- [REQUEST]
Find each line in the data below that contains the string "Reference", and copy those lines.

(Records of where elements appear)
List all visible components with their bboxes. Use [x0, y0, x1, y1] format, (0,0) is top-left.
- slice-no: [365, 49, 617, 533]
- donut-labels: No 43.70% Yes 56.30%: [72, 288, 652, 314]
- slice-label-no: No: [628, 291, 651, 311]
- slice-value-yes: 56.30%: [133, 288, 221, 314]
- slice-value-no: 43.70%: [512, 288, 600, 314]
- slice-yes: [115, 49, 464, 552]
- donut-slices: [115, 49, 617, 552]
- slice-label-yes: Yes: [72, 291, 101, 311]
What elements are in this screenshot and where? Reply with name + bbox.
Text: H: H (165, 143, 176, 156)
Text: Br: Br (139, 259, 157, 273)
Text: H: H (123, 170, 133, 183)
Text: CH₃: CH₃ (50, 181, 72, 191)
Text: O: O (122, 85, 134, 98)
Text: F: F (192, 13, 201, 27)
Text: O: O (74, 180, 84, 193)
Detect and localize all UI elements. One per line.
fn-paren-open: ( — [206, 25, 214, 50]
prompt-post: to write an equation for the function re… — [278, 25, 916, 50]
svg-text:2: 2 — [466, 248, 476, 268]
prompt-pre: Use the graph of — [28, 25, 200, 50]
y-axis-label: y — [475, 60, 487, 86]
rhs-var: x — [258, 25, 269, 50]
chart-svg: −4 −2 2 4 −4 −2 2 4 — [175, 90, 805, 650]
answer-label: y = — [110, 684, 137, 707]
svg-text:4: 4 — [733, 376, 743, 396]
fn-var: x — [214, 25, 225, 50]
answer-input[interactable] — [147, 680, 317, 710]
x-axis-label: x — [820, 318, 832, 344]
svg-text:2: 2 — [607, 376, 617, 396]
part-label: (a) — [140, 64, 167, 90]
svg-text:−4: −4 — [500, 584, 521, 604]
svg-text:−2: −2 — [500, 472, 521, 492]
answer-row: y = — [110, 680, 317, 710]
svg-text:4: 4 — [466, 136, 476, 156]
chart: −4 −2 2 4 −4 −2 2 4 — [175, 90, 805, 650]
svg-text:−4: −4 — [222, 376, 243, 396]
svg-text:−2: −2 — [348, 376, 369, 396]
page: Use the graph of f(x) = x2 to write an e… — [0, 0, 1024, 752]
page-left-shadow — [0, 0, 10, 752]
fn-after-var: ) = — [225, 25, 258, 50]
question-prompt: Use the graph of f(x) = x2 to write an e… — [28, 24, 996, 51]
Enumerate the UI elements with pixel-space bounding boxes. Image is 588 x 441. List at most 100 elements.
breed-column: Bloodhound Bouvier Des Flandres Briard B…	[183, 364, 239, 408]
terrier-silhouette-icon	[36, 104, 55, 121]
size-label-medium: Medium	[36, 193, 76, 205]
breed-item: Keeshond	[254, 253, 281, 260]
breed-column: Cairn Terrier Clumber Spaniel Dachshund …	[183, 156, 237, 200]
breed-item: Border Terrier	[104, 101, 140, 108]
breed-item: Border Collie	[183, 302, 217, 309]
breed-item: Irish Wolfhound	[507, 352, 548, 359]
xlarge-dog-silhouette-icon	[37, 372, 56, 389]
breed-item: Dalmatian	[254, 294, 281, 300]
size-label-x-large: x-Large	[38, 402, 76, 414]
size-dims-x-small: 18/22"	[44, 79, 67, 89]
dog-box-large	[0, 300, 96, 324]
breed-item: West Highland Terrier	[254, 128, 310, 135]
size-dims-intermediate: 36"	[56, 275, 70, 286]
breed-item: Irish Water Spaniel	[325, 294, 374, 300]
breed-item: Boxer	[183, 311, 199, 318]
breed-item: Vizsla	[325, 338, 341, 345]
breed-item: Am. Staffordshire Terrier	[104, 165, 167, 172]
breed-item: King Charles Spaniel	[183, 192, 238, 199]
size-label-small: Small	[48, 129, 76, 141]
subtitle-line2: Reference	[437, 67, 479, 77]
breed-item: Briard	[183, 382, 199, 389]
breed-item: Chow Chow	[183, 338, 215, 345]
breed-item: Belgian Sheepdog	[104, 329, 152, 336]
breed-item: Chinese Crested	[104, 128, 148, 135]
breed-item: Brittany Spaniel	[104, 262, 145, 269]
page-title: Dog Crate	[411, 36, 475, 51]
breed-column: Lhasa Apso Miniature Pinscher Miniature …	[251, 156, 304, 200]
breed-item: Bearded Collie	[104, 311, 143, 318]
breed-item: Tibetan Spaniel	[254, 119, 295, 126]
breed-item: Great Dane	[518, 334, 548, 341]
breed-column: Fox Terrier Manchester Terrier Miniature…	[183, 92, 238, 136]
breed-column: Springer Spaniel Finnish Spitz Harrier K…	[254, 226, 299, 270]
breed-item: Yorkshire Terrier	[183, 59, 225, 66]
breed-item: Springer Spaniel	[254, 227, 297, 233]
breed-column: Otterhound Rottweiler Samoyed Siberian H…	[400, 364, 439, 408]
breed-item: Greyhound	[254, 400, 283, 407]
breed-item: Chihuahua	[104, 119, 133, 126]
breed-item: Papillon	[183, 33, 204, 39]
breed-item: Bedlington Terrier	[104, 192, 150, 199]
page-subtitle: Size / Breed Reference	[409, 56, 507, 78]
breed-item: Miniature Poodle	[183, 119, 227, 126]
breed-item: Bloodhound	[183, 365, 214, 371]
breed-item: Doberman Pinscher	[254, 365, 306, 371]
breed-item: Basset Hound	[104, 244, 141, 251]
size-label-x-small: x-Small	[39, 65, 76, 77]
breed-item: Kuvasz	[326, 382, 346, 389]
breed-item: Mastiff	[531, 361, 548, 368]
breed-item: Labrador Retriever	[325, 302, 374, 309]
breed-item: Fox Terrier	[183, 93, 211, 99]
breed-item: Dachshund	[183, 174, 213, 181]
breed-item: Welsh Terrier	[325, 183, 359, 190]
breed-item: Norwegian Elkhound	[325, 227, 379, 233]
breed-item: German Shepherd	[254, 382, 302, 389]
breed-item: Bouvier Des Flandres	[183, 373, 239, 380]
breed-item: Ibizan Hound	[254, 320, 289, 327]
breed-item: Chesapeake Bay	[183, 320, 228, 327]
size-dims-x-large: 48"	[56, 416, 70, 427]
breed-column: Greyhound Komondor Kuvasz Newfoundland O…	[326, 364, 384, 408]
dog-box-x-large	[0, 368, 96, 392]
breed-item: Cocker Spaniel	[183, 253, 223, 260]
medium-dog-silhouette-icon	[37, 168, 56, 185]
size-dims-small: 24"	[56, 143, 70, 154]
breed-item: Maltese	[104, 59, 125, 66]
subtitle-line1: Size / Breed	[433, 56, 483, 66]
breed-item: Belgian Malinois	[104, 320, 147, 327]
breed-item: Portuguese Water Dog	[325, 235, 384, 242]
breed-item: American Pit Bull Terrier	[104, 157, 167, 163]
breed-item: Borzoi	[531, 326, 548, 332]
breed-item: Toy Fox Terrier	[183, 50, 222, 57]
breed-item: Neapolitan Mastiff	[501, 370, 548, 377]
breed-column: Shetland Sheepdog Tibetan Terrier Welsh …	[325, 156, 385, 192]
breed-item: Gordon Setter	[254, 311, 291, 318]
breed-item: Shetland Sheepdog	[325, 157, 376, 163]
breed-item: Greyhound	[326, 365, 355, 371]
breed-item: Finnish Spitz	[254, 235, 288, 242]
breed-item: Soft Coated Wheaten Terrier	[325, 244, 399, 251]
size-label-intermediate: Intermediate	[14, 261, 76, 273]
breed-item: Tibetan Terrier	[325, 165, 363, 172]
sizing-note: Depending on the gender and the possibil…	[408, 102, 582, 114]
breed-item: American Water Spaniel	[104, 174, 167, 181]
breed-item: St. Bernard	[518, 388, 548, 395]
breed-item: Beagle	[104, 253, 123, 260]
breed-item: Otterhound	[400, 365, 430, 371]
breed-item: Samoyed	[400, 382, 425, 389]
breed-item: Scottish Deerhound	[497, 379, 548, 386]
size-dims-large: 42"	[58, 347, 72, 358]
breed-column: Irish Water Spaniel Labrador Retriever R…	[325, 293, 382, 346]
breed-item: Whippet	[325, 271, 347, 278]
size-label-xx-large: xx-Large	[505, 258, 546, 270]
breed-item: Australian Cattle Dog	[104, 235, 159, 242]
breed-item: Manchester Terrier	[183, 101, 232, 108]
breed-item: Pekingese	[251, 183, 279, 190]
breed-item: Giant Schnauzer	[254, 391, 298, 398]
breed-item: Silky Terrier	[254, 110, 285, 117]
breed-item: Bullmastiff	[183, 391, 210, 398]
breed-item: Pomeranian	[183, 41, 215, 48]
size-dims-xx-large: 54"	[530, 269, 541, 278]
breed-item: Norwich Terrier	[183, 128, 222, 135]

- [THE ANSWER]
subtitle-line2: Reference	[437, 67, 479, 77]
page-subtitle: Size / Breed Reference	[409, 56, 507, 78]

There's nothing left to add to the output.